■ **STATED GOAL**: Check the listing below for lines with the word "structure" and say how many there are, with nothing but the number.

[A block of data]
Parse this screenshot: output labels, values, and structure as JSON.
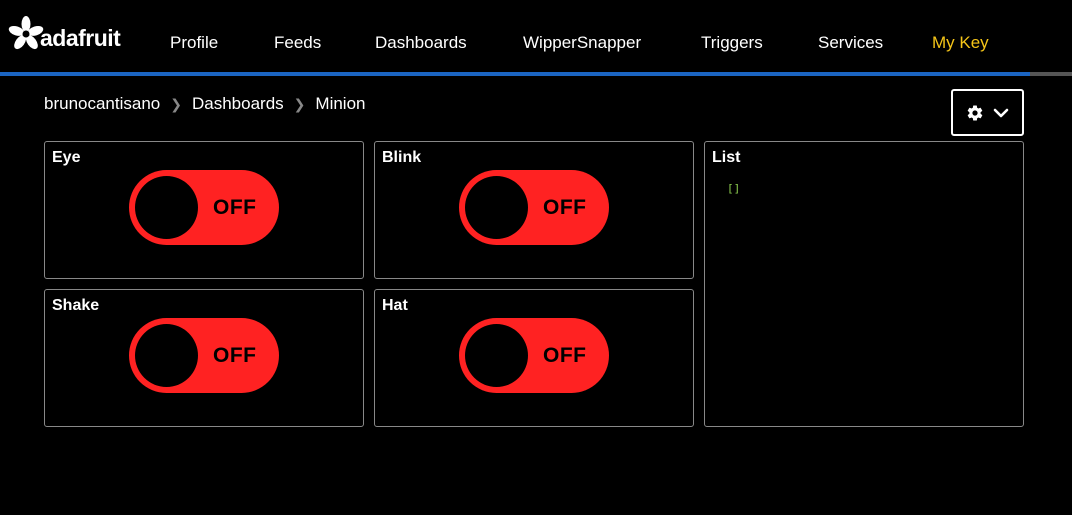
{
  "brand": {
    "name": "adafruit"
  },
  "nav": {
    "items": [
      {
        "label": "Profile"
      },
      {
        "label": "Feeds"
      },
      {
        "label": "Dashboards"
      },
      {
        "label": "WipperSnapper"
      },
      {
        "label": "Triggers"
      },
      {
        "label": "Services"
      },
      {
        "label": "My Key"
      }
    ]
  },
  "colors": {
    "accent": "#1b65c2",
    "key_highlight": "#f5c518",
    "toggle_off": "#ff2222"
  },
  "breadcrumb": {
    "items": [
      {
        "label": "brunocantisano"
      },
      {
        "label": "Dashboards"
      },
      {
        "label": "Minion"
      }
    ]
  },
  "settings": {
    "icon": "gear-icon",
    "dropdown_icon": "chevron-down-icon"
  },
  "blocks": [
    {
      "title": "Eye",
      "state": "OFF"
    },
    {
      "title": "Blink",
      "state": "OFF"
    },
    {
      "title": "Shake",
      "state": "OFF"
    },
    {
      "title": "Hat",
      "state": "OFF"
    }
  ],
  "list_block": {
    "title": "List",
    "content": "[]"
  }
}
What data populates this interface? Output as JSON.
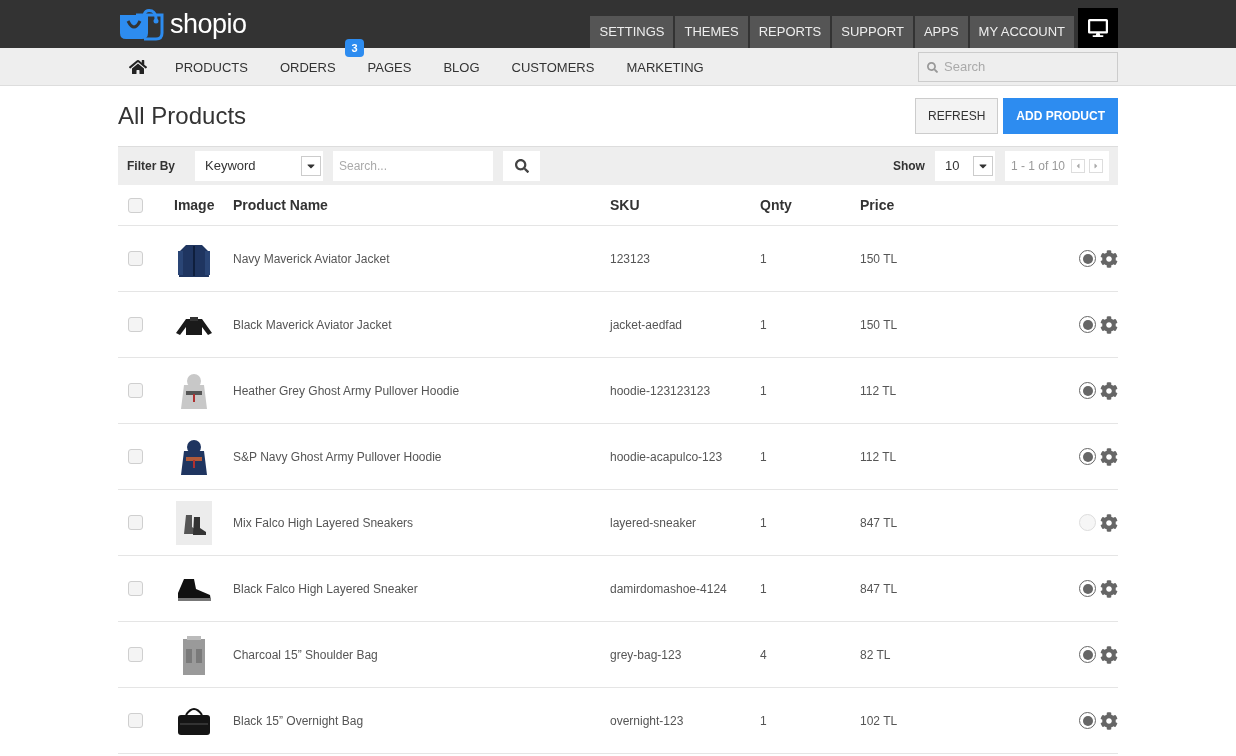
{
  "brand": {
    "name": "shopio"
  },
  "top_menu": [
    {
      "label": "SETTINGS"
    },
    {
      "label": "THEMES"
    },
    {
      "label": "REPORTS"
    },
    {
      "label": "SUPPORT"
    },
    {
      "label": "APPS"
    },
    {
      "label": "MY ACCOUNT"
    }
  ],
  "nav": [
    {
      "label": "PRODUCTS"
    },
    {
      "label": "ORDERS",
      "badge": "3"
    },
    {
      "label": "PAGES"
    },
    {
      "label": "BLOG"
    },
    {
      "label": "CUSTOMERS"
    },
    {
      "label": "MARKETING"
    }
  ],
  "nav_search": {
    "placeholder": "Search"
  },
  "title": "All Products",
  "buttons": [
    {
      "label": "REFRESH",
      "kind": "secondary"
    },
    {
      "label": "ADD PRODUCT",
      "kind": "primary"
    }
  ],
  "filter": {
    "label": "Filter By",
    "select": "Keyword",
    "placeholder": "Search...",
    "show_label": "Show",
    "show_value": "10",
    "range": "1 - 1 of 10"
  },
  "table": {
    "select_all": {
      "checked": false
    },
    "columns": [
      "Image",
      "Product Name",
      "SKU",
      "Qnty",
      "Price"
    ],
    "rows": [
      {
        "name": "Navy Maverick Aviator Jacket",
        "sku": "123123",
        "qnty": "1",
        "price": "150 TL",
        "checked": false,
        "active": true
      },
      {
        "name": "Black Maverick Aviator Jacket",
        "sku": "jacket-aedfad",
        "qnty": "1",
        "price": "150 TL",
        "checked": false,
        "active": true
      },
      {
        "name": "Heather Grey Ghost Army Pullover Hoodie",
        "sku": "hoodie-123123123",
        "qnty": "1",
        "price": "112 TL",
        "checked": false,
        "active": true
      },
      {
        "name": "S&P Navy Ghost Army Pullover Hoodie",
        "sku": "hoodie-acapulco-123",
        "qnty": "1",
        "price": "112 TL",
        "checked": false,
        "active": true
      },
      {
        "name": "Mix Falco High Layered Sneakers",
        "sku": "layered-sneaker",
        "qnty": "1",
        "price": "847 TL",
        "checked": false,
        "active": false
      },
      {
        "name": "Black Falco High Layered Sneaker",
        "sku": "damirdomashoe-4124",
        "qnty": "1",
        "price": "847 TL",
        "checked": false,
        "active": true
      },
      {
        "name": "Charcoal 15” Shoulder Bag",
        "sku": "grey-bag-123",
        "qnty": "4",
        "price": "82 TL",
        "checked": false,
        "active": true
      },
      {
        "name": "Black 15” Overnight Bag",
        "sku": "overnight-123",
        "qnty": "1",
        "price": "102 TL",
        "checked": false,
        "active": true
      }
    ]
  }
}
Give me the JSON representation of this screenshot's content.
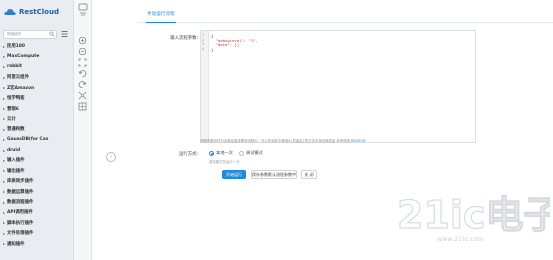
{
  "app": {
    "logo_text": "RestCloud"
  },
  "sidebar": {
    "search_placeholder": "搜索组件",
    "items": [
      {
        "label": "民用180"
      },
      {
        "label": "MaxCompute"
      },
      {
        "label": "rabbit"
      },
      {
        "label": "阿里云组件"
      },
      {
        "label": "Z宏Amazon"
      },
      {
        "label": "恒学鸭客"
      },
      {
        "label": "营销6"
      },
      {
        "label": "云计"
      },
      {
        "label": "普通构数"
      },
      {
        "label": "GaussDB(for Cas"
      },
      {
        "label": "druid"
      },
      {
        "label": "输入插件"
      },
      {
        "label": "输出插件"
      },
      {
        "label": "库表同步插件"
      },
      {
        "label": "数据运算插件"
      },
      {
        "label": "数据流程插件"
      },
      {
        "label": "API调用插件"
      },
      {
        "label": "脚本执行插件"
      },
      {
        "label": "文件处理插件"
      },
      {
        "label": "通知插件"
      }
    ]
  },
  "tab": {
    "label": "手动运行流程"
  },
  "form": {
    "param_label": "输入流程参数:",
    "code_lines": [
      {
        "num": "1",
        "text": "{"
      },
      {
        "num": "2",
        "text": "  \"debugLevel\": \"1\","
      },
      {
        "num": "3",
        "text": "  \"data\": []"
      },
      {
        "num": "4",
        "text": "}"
      }
    ],
    "help_text": "流程参数将作为全局变量设置到流程中，可以在组件中使用${变量名}的方式引用全局变量 参考说明",
    "help_link": "REDSON",
    "mode_label": "运行方式:",
    "mode_options": [
      "本地一次",
      "调试模式"
    ],
    "mode_hint": "调试模式仅运行一次",
    "buttons": {
      "run": "开始运行",
      "save": "保存参数默认流程参数中",
      "close": "关 闭"
    }
  },
  "watermark": {
    "big": "21ic电子网",
    "domain": "www.21ic.com"
  }
}
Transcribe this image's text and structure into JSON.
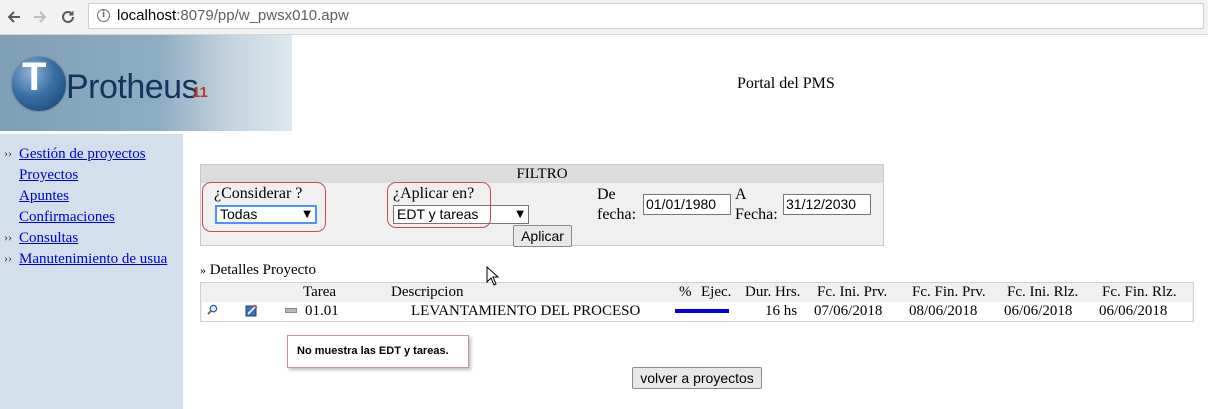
{
  "browser": {
    "url_host": "localhost",
    "url_rest": ":8079/pp/w_pwsx010.apw",
    "back_icon": "arrow-left-icon",
    "forward_icon": "arrow-right-icon",
    "reload_icon": "reload-icon",
    "info_icon": "info-icon"
  },
  "header": {
    "logo_letter": "T",
    "logo_text": "Protheus",
    "logo_version": "11",
    "portal_title": "Portal del PMS"
  },
  "sidebar": {
    "items": [
      {
        "label": "Gestión de proyectos",
        "bullet": "››"
      },
      {
        "label": "Proyectos",
        "bullet": ""
      },
      {
        "label": "Apuntes",
        "bullet": ""
      },
      {
        "label": "Confirmaciones",
        "bullet": ""
      },
      {
        "label": "Consultas",
        "bullet": "››"
      },
      {
        "label": "Manutenimiento de usua",
        "bullet": "››"
      }
    ]
  },
  "filter": {
    "title": "FILTRO",
    "considerar_label": "¿Considerar ?",
    "considerar_value": "Todas",
    "aplicar_label": "¿Aplicar en?",
    "aplicar_value": "EDT y tareas",
    "de_fecha_label_1": "De",
    "de_fecha_label_2": "fecha:",
    "de_fecha_value": "01/01/1980",
    "a_fecha_label_1": "A",
    "a_fecha_label_2": "Fecha:",
    "a_fecha_value": "31/12/2030",
    "aplicar_button": "Aplicar",
    "caret": "▼"
  },
  "details": {
    "bullet": "»",
    "title": "Detalles Proyecto",
    "columns": [
      "Tarea",
      "Descripcion",
      "%",
      "Ejec.",
      "Dur. Hrs.",
      "Fc. Ini. Prv.",
      "Fc. Fin. Prv.",
      "Fc. Ini. Rlz.",
      "Fc. Fin. Rlz."
    ],
    "rows": [
      {
        "tarea": "01.01",
        "descripcion": "LEVANTAMIENTO DEL PROCESO",
        "ejec_progress": 1.0,
        "dur_hrs": "16 hs",
        "fc_ini_prv": "07/06/2018",
        "fc_fin_prv": "08/06/2018",
        "fc_ini_rlz": "06/06/2018",
        "fc_fin_rlz": "06/06/2018"
      }
    ]
  },
  "annotation": {
    "text": "No muestra las EDT y tareas."
  },
  "volver_button": "volver a proyectos",
  "colors": {
    "link": "#0000cc",
    "sidebar_bg": "#d3dfea",
    "progress": "#0000ee",
    "highlight_ring": "#c0504d",
    "callout_border": "#c58cb8"
  }
}
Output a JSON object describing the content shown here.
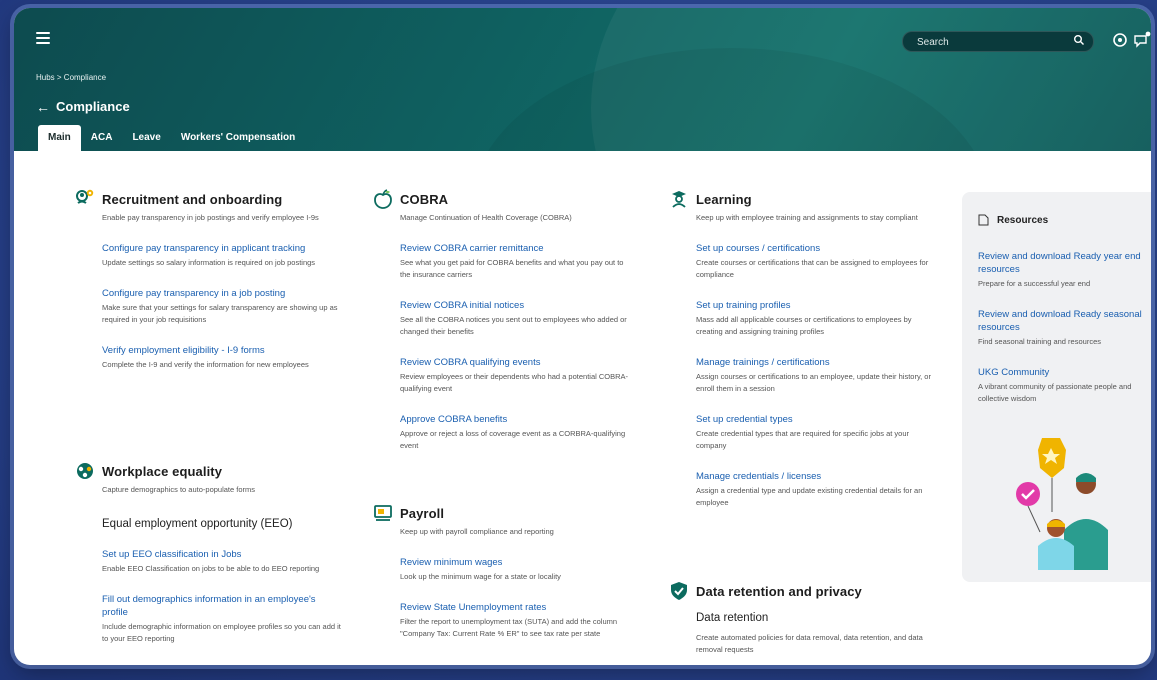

■ **EXERCISE RESULT**: 2